What the task asks → Filter the records below for the word "Nicias". Copy each line that holds it.

Data supplied →
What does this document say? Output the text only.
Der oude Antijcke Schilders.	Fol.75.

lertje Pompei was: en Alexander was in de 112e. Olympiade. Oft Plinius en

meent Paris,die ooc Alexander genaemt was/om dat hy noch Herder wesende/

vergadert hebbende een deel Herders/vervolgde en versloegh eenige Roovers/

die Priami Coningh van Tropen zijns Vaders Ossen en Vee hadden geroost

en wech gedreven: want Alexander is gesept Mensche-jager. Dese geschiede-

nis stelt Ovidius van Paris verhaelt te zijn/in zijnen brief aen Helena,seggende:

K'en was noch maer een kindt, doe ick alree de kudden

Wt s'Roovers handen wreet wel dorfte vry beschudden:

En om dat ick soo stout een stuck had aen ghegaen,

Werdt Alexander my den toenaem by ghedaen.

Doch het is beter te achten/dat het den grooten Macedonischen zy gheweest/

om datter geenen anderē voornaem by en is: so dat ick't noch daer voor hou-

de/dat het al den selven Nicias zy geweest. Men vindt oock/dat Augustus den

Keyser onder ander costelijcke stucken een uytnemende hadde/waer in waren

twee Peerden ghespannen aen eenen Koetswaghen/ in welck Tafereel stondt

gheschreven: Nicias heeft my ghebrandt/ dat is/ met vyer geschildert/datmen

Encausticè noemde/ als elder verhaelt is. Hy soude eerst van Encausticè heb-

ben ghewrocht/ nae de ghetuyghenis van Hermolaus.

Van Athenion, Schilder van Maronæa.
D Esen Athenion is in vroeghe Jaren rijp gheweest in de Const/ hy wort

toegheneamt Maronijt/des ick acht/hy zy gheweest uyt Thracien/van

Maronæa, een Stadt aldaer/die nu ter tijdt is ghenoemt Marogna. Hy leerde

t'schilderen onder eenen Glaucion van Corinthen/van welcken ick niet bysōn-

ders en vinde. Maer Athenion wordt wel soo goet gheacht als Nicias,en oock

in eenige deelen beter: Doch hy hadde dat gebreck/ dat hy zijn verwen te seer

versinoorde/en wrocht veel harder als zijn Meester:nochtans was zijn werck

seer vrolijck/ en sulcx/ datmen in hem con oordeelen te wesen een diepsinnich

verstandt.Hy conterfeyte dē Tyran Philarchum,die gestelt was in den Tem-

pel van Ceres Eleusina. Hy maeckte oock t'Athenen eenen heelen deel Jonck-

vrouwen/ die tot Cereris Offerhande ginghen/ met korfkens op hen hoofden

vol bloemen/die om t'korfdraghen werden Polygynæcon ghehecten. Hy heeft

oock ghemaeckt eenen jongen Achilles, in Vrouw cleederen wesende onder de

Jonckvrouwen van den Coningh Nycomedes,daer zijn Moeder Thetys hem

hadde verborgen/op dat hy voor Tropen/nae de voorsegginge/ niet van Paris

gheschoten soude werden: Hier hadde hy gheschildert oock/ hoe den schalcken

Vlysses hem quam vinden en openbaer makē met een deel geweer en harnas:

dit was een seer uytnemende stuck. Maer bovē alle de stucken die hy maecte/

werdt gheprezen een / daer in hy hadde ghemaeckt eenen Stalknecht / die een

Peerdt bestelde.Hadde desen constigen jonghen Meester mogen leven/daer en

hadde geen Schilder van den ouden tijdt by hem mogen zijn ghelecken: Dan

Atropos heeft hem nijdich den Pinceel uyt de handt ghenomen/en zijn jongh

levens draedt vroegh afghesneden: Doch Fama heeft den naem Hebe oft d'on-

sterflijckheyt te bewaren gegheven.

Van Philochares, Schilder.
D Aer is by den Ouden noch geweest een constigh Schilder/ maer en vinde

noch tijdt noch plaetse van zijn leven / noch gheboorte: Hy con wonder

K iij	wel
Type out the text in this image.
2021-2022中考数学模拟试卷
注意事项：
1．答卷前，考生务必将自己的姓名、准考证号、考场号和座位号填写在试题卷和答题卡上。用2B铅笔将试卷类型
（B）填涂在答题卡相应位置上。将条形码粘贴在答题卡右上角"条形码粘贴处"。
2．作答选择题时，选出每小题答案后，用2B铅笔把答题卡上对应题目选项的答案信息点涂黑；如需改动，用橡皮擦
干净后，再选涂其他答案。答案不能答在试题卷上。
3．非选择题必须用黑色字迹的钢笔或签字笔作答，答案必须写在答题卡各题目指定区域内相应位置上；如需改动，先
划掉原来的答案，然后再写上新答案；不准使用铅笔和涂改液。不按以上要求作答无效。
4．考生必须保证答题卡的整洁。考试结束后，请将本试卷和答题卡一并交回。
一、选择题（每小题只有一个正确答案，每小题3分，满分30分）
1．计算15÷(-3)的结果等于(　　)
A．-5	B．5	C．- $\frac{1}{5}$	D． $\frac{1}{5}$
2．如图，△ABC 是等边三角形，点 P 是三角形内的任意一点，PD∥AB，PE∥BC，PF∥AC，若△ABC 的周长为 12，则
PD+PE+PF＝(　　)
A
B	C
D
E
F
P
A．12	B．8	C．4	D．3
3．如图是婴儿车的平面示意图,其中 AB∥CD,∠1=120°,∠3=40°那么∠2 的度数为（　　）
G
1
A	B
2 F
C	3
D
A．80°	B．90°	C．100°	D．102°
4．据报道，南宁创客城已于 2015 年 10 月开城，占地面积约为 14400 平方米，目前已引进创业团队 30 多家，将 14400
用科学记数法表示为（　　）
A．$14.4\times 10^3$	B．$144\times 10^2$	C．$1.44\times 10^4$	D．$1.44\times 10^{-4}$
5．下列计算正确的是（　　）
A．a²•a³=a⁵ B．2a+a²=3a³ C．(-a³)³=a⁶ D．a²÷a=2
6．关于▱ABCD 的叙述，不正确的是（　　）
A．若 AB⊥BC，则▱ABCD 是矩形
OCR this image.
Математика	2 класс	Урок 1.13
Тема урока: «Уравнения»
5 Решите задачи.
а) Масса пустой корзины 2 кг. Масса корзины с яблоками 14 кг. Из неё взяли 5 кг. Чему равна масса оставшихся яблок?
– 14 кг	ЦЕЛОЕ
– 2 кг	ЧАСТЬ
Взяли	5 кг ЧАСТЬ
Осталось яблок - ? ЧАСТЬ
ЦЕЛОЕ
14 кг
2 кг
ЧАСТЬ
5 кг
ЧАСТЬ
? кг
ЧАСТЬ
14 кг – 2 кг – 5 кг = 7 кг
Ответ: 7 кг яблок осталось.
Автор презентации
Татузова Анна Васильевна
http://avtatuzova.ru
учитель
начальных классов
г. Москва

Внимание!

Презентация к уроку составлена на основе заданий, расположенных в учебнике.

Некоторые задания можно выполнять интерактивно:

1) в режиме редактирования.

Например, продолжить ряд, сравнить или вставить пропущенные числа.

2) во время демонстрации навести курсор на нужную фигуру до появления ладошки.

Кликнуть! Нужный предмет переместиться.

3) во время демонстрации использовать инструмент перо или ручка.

Response to this exercise →
de/dat het al den selven Nicias zy geweest. Men vindt oock/dat Augustus den
gheschreven: Nicias heeft my ghebrandt/ dat is/ met vyer geschildert/datmen
ders en vinde. Maer Athenion wordt wel soo goet gheacht als Nicias,en oock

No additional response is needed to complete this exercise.